STATED PROBLEM: Reproduce the stretch from the line containing "Patent image size: (1452, 326)." through the line containing "The second wedge light pipe 74 is", swapping "alternative construction" for "alternative arrangement" and keeping everything else unchanged.

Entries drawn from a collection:
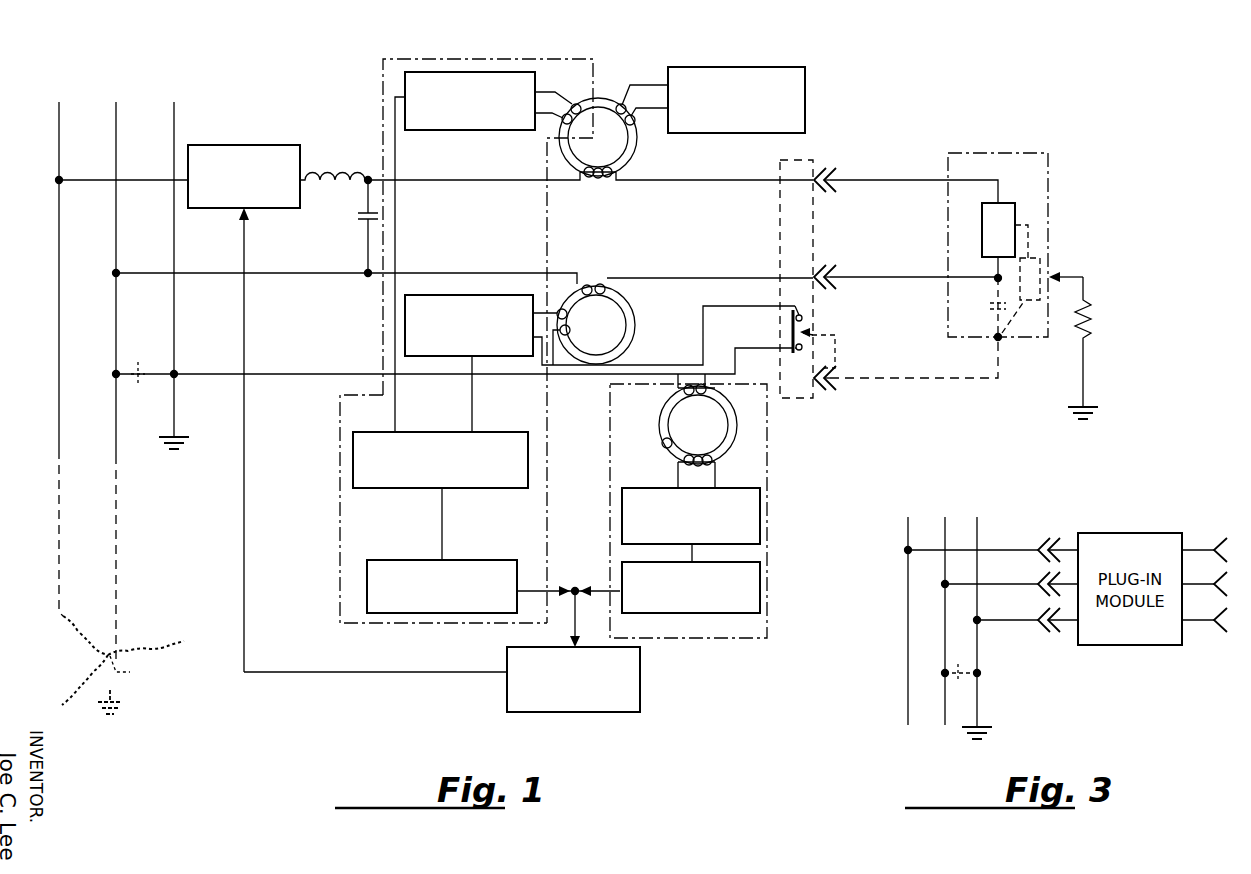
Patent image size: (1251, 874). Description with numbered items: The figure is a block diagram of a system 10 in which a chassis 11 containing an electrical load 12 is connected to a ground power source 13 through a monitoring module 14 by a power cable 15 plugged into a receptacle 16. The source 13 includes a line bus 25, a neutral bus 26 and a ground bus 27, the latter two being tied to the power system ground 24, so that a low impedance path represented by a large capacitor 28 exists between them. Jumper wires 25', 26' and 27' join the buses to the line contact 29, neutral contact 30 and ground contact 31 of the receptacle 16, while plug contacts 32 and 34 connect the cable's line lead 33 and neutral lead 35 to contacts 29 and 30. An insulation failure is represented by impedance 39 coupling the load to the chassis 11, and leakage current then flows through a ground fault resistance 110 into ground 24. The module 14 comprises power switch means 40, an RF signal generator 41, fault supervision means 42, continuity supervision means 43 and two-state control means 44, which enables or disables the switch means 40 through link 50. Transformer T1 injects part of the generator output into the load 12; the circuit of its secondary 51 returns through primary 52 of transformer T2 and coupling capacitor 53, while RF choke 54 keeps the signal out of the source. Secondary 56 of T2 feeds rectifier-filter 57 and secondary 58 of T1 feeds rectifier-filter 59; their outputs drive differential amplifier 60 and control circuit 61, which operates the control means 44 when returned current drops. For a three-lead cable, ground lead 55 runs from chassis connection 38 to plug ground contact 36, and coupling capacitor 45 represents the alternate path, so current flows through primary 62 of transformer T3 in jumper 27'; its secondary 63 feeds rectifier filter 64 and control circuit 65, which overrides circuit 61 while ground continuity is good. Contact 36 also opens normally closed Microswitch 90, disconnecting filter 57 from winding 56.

The system 10 is at (873, 98).
The chassis 11 is at (1008, 152).
The electrical load 12 is at (1005, 213).
The ground power source 13 is at (100, 480).
The monitoring module 14 is at (292, 436).
The power cable 15 is at (889, 162).
The receptacle 16 is at (780, 165).
The power system ground 24 is at (175, 410).
The line bus 25 is at (79, 359).
The jumper wire 25' is at (150, 142).
The neutral bus 26 is at (137, 381).
The jumper wire 26' is at (464, 258).
The ground bus 27 is at (199, 269).
The jumper wire 27' is at (454, 361).
The capacitor 28 is at (142, 366).
The line contact 29 is at (822, 190).
The neutral contact 30 is at (822, 289).
The ground contact 31 is at (822, 390).
The plug contact 32 is at (834, 170).
The line lead 33 is at (905, 180).
The plug contact 34 is at (834, 265).
The neutral lead 35 is at (900, 277).
The ground contact 36 is at (843, 370).
The connection 38 is at (1000, 340).
The impedance 39 is at (1042, 262).
The power switch means 40 is at (288, 157).
The RF signal generator 41 is at (780, 72).
The fault supervision means 42 is at (532, 57).
The continuity supervision means 43 is at (770, 477).
The two-state control means 44 is at (640, 690).
The coupling capacitor 45 is at (990, 306).
The link 50 is at (302, 673).
The secondary of transformer T1 51 is at (603, 177).
The primary of transformer T2 52 is at (592, 284).
The coupling capacitor 53 is at (362, 218).
The RF choke 54 is at (333, 188).
The ground lead 55 is at (940, 377).
The secondary of transformer T2 56 is at (571, 329).
The rectifier-filter 57 is at (415, 345).
The secondary of transformer T1 58 is at (560, 104).
The rectifier-filter 59 is at (513, 120).
The differential amplifier 60 is at (506, 441).
The control circuit 61 is at (487, 565).
The primary of transformer T3 62 is at (704, 450).
The secondary of transformer T3 63 is at (662, 443).
The rectifier filter 64 is at (635, 500).
The control circuit 65 is at (748, 590).
The Microswitch 90 is at (820, 314).
The ground fault 110 is at (1086, 295).
The transformer T1 is at (650, 147).
The transformer T2 is at (652, 321).
The transformer T3 is at (743, 396).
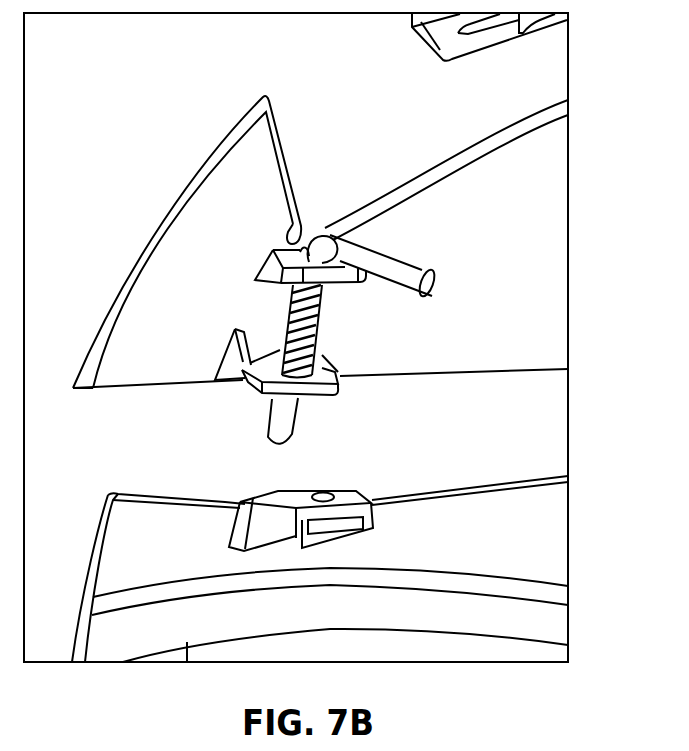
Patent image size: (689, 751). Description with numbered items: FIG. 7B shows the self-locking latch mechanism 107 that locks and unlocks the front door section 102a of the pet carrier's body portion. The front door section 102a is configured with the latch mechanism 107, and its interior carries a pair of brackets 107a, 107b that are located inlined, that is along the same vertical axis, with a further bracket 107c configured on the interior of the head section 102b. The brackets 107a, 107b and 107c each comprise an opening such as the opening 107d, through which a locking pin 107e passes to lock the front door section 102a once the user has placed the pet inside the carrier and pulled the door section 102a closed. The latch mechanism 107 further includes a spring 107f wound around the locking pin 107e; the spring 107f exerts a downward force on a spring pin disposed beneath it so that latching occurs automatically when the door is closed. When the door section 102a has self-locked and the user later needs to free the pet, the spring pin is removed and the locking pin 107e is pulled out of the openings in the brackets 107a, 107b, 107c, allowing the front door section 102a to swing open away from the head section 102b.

The front door section 102a is at (546, 292).
The head section 102b is at (557, 528).
The self-locking latch mechanism 107 is at (313, 243).
The bracket 107a is at (280, 250).
The bracket 107b is at (335, 355).
The bracket 107c is at (363, 499).
The opening 107d is at (328, 494).
The locking pin 107e is at (369, 253).
The spring 107f is at (242, 373).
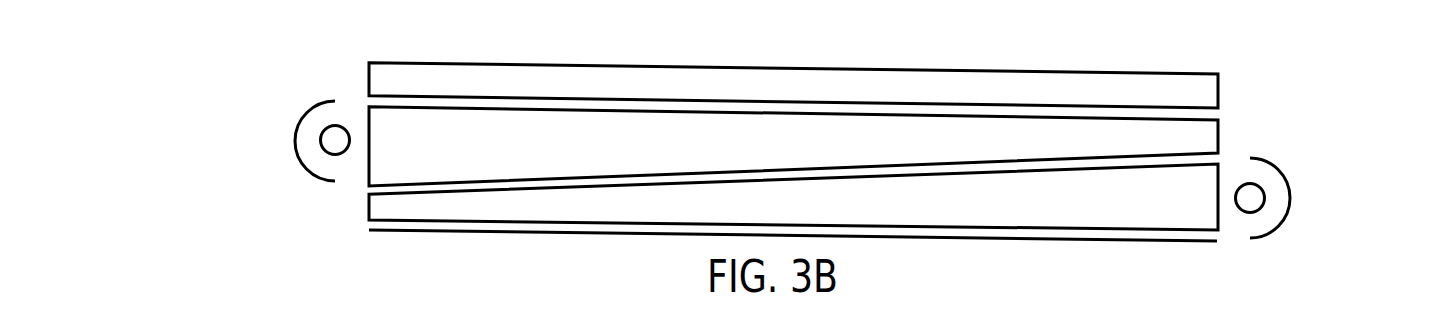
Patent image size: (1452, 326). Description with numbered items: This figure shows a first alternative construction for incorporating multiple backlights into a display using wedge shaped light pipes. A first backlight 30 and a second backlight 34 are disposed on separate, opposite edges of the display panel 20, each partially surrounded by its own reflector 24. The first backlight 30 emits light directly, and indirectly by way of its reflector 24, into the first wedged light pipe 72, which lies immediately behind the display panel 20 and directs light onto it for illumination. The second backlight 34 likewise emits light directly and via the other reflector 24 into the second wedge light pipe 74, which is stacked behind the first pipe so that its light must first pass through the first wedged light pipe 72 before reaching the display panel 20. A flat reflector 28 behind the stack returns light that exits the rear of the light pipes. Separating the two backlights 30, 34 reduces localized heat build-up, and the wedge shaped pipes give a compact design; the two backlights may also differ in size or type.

The display panel 20 is at (1207, 90).
The first wedged light pipe 72 is at (1210, 132).
The second wedge light pipe 74 is at (1188, 222).
The flat reflector 28 is at (1130, 242).
The first backlight 30 is at (333, 142).
The second backlight 34 is at (1253, 195).
The reflector 24 is at (295, 164).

EXERCISE OUTPUT:
Patent image size: (1452, 326). Description with numbered items: This figure shows a first alternative arrangement for incorporating multiple backlights into a display using wedge shaped light pipes. A first backlight 30 and a second backlight 34 are disposed on separate, opposite edges of the display panel 20, each partially surrounded by its own reflector 24. The first backlight 30 emits light directly, and indirectly by way of its reflector 24, into the first wedged light pipe 72, which lies immediately behind the display panel 20 and directs light onto it for illumination. The second backlight 34 likewise emits light directly and via the other reflector 24 into the second wedge light pipe 74, which is stacked behind the first pipe so that its light must first pass through the first wedged light pipe 72 before reaching the display panel 20. A flat reflector 28 behind the stack returns light that exits the rear of the light pipes. Separating the two backlights 30, 34 reduces localized heat build-up, and the wedge shaped pipes give a compact design; the two backlights may also differ in size or type.

The display panel 20 is at (1207, 90).
The first wedged light pipe 72 is at (1210, 132).
The second wedge light pipe 74 is at (1188, 222).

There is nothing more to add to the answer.